*EXERCISE DESCRIPTION:*
Each line containing the word "положенiе" should be found and copied.

------ PROVIDED DATA

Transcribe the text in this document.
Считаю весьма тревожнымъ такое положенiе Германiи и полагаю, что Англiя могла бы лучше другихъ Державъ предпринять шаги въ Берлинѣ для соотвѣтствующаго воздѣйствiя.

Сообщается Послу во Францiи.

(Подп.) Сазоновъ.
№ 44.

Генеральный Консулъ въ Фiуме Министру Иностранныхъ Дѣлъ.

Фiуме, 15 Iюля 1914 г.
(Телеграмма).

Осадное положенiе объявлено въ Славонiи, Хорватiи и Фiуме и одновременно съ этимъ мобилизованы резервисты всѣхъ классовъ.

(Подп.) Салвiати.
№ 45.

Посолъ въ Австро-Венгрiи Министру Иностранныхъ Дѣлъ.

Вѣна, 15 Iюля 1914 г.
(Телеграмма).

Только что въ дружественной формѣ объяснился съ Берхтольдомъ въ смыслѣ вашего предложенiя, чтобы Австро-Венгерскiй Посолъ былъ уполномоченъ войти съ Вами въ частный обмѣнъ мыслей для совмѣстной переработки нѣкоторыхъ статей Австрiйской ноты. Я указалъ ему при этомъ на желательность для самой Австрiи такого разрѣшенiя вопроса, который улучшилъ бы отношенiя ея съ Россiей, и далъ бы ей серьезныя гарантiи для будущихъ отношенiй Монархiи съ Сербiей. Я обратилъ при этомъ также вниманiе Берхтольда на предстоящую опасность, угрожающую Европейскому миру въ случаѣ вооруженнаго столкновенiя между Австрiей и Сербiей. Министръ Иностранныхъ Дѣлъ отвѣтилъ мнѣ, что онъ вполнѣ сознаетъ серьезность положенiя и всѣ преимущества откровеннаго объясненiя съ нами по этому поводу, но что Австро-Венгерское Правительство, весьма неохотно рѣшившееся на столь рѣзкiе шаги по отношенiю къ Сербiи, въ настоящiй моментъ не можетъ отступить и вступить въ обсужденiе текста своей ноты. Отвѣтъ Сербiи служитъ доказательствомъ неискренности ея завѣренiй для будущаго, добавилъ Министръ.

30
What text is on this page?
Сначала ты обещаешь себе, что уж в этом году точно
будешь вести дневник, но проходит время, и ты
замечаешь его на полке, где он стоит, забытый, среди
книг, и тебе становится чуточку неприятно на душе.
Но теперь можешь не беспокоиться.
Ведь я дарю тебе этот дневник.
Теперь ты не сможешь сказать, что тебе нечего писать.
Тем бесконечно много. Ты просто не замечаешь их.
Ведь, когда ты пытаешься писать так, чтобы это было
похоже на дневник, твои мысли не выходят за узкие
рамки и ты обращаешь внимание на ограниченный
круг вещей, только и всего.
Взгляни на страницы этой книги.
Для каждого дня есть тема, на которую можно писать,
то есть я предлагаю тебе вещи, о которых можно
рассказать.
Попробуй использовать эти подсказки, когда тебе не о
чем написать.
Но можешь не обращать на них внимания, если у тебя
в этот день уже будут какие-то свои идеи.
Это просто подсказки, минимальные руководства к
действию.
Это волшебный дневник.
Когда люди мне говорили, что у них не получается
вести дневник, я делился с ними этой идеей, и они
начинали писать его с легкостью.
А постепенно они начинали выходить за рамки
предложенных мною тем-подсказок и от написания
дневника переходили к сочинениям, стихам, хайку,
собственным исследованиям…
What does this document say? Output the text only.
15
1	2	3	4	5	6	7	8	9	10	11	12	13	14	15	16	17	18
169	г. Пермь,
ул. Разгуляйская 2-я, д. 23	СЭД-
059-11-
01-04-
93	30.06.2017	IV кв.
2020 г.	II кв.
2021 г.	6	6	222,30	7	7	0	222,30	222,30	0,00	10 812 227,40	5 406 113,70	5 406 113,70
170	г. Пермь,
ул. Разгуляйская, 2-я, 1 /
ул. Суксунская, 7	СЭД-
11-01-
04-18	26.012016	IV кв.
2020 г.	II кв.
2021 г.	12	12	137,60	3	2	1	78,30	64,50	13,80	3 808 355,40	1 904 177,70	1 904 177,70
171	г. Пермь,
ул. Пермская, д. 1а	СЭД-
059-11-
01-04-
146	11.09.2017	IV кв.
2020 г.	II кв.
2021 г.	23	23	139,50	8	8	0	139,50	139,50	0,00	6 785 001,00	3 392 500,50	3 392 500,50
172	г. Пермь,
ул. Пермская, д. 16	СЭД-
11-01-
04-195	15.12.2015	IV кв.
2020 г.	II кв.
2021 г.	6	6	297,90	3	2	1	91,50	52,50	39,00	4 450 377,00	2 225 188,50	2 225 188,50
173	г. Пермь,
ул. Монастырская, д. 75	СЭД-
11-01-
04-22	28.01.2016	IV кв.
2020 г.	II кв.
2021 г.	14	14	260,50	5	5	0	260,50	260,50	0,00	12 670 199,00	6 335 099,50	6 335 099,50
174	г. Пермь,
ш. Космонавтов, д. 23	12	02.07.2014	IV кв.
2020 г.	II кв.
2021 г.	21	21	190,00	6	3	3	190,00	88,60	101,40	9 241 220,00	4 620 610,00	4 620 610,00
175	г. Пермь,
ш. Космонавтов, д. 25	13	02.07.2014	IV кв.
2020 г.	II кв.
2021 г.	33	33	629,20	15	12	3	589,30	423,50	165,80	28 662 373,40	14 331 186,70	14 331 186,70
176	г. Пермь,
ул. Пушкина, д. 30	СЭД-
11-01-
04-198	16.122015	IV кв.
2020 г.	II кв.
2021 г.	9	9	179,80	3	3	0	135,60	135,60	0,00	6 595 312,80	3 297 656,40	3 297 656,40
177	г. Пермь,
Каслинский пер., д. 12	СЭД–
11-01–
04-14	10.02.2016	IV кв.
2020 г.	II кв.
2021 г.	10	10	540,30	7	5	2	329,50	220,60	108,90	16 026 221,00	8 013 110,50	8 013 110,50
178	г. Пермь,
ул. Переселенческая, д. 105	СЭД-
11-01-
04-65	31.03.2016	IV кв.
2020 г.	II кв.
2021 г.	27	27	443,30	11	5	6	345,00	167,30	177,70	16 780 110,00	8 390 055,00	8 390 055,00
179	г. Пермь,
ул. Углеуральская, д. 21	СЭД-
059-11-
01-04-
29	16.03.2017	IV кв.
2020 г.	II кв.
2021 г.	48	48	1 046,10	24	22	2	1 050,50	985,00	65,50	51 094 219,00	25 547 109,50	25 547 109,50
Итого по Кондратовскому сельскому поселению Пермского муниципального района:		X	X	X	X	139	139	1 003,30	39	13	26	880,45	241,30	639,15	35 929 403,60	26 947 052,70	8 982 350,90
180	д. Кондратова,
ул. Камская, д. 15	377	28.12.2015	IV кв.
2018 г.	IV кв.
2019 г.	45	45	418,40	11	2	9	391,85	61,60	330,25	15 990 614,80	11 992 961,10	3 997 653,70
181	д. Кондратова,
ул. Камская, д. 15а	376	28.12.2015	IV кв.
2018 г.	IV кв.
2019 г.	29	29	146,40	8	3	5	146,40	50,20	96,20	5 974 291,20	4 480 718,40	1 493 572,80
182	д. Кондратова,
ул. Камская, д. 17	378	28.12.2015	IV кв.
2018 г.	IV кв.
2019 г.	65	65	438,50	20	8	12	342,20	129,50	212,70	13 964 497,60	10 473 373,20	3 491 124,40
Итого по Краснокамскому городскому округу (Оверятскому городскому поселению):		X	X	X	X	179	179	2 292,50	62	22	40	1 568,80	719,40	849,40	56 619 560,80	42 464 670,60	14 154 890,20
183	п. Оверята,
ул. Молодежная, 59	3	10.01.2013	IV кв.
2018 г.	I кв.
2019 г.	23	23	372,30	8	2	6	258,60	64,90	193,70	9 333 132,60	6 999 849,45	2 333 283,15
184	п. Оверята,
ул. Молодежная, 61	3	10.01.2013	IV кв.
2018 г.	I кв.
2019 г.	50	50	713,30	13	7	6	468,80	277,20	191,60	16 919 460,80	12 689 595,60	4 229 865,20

------------

*ANSWER TO THE TASK:*
Считаю весьма тревожнымъ такое положенiе Германiи и полагаю, что Англiя могла бы лучше другихъ Державъ предпринять шаги въ Берлинѣ для соотвѣтствующаго воздѣйствiя.
Осадное положенiе объявлено въ Славонiи, Хорватiи и Фiуме и одновременно съ этимъ мобилизованы резервисты всѣхъ классовъ.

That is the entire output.